■ **PROBLEM DESCRIPTION**: Find the lines below that contain the word "JSON" and count them. Only the number should be given.

'''

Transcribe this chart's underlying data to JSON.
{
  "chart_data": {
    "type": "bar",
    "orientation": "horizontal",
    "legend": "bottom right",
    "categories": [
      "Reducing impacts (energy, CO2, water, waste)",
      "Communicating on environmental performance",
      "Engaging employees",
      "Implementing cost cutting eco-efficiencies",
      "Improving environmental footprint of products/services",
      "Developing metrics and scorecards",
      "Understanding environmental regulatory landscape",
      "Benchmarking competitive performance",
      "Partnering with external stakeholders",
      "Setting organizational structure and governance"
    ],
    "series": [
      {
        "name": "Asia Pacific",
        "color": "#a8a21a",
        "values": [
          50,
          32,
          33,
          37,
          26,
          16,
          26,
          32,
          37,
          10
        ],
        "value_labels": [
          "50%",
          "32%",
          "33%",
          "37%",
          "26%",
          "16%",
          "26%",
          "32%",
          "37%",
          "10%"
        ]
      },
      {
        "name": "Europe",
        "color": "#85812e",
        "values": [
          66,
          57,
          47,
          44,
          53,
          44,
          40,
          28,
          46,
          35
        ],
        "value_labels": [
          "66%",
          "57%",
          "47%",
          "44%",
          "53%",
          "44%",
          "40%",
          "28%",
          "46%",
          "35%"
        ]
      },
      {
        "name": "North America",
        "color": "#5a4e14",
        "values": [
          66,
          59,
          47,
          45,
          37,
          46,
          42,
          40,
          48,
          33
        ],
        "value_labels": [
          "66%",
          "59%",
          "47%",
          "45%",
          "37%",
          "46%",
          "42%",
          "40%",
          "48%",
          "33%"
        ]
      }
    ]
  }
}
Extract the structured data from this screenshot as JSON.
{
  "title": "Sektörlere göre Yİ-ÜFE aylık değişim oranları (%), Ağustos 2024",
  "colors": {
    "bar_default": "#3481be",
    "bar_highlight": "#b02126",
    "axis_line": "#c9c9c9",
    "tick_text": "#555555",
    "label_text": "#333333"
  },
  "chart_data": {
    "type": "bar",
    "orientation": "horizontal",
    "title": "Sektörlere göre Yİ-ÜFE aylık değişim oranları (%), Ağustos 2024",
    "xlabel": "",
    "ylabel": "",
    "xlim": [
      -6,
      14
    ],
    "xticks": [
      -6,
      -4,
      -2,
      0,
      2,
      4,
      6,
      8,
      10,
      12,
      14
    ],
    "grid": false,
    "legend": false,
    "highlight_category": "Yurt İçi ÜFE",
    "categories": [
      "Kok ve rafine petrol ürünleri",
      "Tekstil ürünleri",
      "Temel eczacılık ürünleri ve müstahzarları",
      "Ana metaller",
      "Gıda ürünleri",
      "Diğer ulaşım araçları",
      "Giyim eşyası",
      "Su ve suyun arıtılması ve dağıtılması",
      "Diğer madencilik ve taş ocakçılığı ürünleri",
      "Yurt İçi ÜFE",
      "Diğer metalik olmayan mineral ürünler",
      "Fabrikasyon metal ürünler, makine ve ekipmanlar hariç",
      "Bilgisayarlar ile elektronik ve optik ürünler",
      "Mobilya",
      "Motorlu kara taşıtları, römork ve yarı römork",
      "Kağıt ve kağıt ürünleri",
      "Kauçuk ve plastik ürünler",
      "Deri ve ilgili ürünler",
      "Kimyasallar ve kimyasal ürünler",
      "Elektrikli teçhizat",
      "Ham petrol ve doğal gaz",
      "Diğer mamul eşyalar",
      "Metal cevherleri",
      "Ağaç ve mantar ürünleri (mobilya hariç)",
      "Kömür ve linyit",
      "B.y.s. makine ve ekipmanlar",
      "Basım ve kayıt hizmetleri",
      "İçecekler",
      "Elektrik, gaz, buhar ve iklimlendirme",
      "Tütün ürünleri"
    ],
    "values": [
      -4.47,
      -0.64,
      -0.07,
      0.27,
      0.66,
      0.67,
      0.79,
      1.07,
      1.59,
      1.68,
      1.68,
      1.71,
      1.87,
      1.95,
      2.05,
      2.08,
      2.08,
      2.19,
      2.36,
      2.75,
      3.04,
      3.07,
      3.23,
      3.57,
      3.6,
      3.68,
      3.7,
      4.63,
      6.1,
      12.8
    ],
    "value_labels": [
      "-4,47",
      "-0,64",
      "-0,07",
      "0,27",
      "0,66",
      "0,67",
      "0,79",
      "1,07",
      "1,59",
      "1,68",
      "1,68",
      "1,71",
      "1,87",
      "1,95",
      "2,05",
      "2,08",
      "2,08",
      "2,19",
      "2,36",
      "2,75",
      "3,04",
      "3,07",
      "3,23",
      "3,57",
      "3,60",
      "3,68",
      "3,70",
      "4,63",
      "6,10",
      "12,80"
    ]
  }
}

'''

■ **SOLVED PROBLEM**: 2